Begin Material provided
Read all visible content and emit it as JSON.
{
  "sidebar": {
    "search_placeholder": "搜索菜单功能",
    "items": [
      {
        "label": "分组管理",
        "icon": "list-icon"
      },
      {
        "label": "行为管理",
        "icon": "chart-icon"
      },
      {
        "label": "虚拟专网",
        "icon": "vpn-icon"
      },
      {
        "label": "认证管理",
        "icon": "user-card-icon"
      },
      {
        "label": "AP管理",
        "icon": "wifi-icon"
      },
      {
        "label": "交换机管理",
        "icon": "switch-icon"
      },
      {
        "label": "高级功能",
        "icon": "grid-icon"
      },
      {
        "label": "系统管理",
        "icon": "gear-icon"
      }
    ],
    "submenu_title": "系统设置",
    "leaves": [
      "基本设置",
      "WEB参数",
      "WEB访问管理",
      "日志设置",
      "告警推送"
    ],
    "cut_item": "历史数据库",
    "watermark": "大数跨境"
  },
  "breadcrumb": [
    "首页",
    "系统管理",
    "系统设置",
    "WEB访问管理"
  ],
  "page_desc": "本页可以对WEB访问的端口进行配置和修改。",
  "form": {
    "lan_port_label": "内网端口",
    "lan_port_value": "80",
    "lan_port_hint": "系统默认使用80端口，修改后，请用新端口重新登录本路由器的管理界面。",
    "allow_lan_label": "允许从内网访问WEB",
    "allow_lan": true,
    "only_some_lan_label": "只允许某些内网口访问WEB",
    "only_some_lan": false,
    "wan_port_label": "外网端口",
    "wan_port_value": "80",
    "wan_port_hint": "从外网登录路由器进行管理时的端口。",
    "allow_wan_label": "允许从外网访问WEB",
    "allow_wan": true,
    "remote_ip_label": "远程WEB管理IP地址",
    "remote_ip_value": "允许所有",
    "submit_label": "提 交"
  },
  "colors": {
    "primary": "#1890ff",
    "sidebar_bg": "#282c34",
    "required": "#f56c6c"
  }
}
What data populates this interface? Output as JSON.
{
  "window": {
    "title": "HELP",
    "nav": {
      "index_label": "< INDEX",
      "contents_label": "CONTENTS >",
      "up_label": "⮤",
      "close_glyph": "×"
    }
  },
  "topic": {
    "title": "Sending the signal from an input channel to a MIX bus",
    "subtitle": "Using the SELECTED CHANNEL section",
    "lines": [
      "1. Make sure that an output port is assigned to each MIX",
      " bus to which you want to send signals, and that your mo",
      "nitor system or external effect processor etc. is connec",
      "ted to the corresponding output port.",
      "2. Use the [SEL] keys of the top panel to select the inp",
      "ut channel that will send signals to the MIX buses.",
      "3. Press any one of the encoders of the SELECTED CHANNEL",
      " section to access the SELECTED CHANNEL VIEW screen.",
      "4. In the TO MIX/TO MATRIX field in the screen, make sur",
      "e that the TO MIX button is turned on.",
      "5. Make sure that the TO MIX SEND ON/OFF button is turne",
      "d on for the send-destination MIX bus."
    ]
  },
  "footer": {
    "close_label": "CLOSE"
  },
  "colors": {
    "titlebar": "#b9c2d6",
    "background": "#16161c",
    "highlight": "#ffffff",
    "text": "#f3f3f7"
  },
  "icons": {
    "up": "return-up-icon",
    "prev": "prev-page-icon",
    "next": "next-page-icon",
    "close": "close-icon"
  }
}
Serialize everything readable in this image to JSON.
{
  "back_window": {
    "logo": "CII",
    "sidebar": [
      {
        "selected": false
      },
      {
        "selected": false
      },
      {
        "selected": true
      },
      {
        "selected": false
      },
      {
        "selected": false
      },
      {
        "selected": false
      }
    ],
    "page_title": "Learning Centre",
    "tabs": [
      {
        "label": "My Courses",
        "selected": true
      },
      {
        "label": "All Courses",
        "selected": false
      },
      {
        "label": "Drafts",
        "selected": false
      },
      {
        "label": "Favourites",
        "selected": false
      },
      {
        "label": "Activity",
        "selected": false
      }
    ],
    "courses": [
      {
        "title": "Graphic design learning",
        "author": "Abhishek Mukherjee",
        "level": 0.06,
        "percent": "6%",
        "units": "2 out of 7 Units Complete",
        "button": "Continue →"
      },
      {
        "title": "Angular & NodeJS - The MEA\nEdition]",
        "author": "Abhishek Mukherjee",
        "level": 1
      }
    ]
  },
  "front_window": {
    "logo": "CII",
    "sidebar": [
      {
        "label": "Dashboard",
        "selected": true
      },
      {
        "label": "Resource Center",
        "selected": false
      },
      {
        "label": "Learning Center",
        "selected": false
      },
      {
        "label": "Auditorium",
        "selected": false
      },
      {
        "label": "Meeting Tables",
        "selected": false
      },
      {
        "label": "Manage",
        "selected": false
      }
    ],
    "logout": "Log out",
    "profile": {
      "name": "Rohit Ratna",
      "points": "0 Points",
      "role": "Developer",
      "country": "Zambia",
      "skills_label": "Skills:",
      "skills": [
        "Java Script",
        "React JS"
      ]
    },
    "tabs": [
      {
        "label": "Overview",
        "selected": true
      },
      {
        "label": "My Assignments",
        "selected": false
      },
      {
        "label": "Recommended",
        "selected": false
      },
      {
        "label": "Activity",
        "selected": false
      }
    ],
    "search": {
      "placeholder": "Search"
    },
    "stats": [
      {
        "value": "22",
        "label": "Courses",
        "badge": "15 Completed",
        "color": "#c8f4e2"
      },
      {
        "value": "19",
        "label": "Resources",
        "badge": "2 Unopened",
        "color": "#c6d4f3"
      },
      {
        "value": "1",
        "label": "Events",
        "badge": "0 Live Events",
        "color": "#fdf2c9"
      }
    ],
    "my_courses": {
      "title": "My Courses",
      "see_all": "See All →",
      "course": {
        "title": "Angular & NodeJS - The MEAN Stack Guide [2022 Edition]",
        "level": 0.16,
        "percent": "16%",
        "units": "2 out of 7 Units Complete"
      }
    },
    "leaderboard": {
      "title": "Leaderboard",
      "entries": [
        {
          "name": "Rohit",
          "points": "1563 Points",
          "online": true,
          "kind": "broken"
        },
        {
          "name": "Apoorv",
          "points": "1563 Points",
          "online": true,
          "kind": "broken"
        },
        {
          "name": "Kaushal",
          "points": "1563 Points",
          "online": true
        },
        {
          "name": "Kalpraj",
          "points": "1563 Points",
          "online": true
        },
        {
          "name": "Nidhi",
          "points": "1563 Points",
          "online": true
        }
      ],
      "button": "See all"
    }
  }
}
End Material provided
▶ _Work to complete_
Scan the records for the string "NodeJS". Copy each line in which it appears.

▶ _Finished task_
        "title": "Angular & NodeJS - The MEA\nEdition]",
        "title": "Angular & NodeJS - The MEAN Stack Guide [2022 Edition]",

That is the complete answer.